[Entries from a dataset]
>> begin

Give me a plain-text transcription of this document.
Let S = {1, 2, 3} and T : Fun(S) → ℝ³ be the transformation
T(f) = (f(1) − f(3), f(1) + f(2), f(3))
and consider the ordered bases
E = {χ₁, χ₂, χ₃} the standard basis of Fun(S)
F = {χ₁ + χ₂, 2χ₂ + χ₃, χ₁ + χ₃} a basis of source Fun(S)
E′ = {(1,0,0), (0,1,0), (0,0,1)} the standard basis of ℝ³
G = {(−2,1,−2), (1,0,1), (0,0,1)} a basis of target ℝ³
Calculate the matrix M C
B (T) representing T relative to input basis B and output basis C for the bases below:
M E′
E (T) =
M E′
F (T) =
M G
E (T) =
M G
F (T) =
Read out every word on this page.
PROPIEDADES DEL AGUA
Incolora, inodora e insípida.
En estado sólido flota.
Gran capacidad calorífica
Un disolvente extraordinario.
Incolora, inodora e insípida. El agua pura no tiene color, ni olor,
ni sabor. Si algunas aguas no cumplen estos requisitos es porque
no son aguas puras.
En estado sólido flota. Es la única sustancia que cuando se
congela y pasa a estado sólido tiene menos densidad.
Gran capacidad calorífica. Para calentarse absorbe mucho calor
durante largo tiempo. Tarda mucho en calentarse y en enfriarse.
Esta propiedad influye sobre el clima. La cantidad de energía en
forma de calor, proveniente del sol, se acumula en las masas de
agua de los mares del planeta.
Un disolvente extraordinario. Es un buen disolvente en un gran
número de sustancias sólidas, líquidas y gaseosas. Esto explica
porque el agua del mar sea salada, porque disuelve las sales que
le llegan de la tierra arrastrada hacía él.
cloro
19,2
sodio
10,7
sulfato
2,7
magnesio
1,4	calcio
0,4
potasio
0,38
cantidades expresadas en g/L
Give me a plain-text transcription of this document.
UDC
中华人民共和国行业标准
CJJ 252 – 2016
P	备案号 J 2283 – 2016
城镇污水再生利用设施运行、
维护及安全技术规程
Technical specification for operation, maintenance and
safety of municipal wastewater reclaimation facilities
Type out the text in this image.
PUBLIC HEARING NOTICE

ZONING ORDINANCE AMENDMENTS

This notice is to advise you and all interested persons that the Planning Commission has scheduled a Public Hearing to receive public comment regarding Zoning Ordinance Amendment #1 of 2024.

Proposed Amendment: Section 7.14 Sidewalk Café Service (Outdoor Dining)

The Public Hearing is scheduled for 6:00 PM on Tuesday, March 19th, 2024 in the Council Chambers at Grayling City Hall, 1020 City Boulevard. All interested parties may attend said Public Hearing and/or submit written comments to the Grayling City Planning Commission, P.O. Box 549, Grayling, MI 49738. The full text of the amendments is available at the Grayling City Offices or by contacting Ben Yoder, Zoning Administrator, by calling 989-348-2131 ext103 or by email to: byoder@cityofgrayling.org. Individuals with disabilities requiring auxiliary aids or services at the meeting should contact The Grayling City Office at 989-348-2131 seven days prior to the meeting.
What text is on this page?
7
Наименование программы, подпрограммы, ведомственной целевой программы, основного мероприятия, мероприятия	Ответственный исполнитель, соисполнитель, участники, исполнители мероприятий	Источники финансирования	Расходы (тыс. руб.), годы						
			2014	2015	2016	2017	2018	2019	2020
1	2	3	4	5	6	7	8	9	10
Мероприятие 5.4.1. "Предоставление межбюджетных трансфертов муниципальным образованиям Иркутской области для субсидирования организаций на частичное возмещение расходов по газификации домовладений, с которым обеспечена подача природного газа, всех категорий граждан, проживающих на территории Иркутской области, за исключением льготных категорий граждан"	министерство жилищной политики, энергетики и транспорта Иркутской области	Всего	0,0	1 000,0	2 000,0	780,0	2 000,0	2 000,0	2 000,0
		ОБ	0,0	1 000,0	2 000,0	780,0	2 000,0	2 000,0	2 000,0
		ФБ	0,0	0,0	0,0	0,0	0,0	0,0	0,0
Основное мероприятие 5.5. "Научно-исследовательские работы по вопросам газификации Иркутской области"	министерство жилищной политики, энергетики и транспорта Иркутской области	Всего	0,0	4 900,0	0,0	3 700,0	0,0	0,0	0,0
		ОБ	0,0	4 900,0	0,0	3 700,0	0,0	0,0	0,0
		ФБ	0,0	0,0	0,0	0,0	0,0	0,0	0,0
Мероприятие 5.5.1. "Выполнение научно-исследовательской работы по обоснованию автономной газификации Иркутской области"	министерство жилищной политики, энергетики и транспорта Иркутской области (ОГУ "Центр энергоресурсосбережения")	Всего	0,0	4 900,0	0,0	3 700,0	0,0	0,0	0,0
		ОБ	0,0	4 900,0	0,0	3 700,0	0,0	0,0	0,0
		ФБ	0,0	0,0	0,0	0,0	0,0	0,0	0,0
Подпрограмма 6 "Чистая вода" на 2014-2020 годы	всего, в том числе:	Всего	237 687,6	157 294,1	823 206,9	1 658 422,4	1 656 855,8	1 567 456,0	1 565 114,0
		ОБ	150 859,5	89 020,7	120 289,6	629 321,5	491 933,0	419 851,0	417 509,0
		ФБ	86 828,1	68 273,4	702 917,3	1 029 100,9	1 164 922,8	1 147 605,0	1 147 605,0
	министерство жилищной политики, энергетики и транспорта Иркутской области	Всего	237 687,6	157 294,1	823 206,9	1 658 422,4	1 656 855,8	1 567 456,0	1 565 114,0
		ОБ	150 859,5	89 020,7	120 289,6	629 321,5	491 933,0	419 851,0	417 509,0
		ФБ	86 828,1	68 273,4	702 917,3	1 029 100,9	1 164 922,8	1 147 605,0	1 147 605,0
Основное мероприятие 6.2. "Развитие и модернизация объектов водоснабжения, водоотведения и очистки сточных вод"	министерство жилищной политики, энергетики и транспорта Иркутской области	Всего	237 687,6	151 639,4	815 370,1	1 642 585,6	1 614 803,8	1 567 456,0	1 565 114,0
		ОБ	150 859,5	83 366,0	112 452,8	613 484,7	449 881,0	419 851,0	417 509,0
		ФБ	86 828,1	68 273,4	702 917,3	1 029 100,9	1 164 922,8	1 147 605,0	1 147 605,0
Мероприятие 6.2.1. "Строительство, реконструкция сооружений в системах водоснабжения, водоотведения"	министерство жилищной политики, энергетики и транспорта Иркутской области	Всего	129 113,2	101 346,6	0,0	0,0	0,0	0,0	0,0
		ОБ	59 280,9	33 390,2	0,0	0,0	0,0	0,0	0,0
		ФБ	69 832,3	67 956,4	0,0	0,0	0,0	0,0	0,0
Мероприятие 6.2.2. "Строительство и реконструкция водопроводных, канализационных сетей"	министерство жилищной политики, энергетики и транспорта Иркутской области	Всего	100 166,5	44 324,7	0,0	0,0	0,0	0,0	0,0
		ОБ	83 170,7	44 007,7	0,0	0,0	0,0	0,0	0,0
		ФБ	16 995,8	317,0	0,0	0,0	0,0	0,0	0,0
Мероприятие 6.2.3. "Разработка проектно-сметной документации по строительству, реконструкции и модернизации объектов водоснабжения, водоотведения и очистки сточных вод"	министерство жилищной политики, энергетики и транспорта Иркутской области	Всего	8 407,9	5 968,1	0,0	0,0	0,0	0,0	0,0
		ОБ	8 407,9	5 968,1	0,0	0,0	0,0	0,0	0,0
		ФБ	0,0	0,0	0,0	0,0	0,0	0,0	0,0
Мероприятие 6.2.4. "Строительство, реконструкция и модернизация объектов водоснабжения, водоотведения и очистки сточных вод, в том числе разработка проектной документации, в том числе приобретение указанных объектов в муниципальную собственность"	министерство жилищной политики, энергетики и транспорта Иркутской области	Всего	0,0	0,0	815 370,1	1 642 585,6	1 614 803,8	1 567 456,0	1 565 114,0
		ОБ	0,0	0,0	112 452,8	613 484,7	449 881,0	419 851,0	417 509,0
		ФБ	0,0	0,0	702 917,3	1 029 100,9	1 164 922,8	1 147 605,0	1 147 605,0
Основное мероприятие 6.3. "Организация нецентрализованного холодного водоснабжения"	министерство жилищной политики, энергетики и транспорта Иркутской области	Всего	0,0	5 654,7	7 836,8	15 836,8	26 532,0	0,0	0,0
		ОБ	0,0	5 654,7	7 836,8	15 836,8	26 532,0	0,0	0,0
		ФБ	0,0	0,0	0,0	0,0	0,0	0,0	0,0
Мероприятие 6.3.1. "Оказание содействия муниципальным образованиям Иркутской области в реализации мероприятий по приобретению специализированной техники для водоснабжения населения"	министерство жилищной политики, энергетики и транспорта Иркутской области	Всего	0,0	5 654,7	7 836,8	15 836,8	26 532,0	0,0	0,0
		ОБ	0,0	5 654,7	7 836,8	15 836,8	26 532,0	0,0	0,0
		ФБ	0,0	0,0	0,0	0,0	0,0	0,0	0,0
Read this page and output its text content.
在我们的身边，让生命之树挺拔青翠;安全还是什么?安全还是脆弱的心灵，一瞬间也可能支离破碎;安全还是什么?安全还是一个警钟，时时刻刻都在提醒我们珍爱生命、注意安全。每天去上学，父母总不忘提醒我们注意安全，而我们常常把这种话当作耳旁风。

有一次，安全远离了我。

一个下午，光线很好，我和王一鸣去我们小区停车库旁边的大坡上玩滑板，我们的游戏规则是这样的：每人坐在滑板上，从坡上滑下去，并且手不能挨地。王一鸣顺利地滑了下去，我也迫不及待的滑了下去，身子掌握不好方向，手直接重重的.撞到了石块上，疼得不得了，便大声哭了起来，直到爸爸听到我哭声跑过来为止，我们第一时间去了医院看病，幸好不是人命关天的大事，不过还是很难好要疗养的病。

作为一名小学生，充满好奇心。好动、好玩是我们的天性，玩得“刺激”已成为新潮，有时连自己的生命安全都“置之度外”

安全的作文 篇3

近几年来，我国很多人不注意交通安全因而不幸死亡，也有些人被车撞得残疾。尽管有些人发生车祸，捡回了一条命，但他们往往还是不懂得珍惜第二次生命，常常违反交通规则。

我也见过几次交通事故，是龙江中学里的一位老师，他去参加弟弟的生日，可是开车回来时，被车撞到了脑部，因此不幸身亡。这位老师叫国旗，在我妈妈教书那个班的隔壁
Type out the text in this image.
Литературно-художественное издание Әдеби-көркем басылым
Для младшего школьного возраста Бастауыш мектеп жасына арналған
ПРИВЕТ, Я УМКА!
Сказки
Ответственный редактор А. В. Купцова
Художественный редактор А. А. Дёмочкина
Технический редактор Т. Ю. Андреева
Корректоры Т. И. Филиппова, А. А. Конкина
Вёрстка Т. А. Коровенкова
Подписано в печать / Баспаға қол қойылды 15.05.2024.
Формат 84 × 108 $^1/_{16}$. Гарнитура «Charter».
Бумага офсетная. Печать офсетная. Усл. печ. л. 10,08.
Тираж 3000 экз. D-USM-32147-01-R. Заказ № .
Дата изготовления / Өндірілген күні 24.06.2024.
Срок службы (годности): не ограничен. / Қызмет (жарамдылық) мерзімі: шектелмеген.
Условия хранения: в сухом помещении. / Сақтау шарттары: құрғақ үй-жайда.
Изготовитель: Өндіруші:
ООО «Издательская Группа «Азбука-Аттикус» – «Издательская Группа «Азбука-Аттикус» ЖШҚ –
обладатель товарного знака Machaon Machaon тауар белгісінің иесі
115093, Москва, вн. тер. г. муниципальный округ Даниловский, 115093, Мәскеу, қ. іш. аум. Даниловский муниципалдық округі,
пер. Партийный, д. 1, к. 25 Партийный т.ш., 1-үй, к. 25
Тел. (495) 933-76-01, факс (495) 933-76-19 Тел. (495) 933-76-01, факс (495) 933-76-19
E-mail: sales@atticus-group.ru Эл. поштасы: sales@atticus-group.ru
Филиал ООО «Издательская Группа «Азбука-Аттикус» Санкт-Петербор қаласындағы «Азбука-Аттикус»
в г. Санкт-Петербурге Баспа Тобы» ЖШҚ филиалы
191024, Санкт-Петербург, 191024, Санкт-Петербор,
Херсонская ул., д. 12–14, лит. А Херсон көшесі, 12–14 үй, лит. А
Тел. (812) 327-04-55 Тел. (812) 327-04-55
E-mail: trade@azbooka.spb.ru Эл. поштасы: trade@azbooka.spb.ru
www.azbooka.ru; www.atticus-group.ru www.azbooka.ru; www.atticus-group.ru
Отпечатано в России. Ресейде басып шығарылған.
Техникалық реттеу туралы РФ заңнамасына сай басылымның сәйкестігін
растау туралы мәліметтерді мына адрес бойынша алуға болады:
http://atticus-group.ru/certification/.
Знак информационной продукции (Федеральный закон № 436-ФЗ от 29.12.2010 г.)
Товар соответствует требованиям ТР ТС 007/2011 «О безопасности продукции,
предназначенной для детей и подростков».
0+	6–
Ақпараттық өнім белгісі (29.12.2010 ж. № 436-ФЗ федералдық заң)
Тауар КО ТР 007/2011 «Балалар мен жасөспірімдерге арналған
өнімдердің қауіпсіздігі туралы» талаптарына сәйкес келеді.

>> end

Tally the lines of the material above that contain the word "standard" and report the total alone.

*FINISHED ANSWER*: 2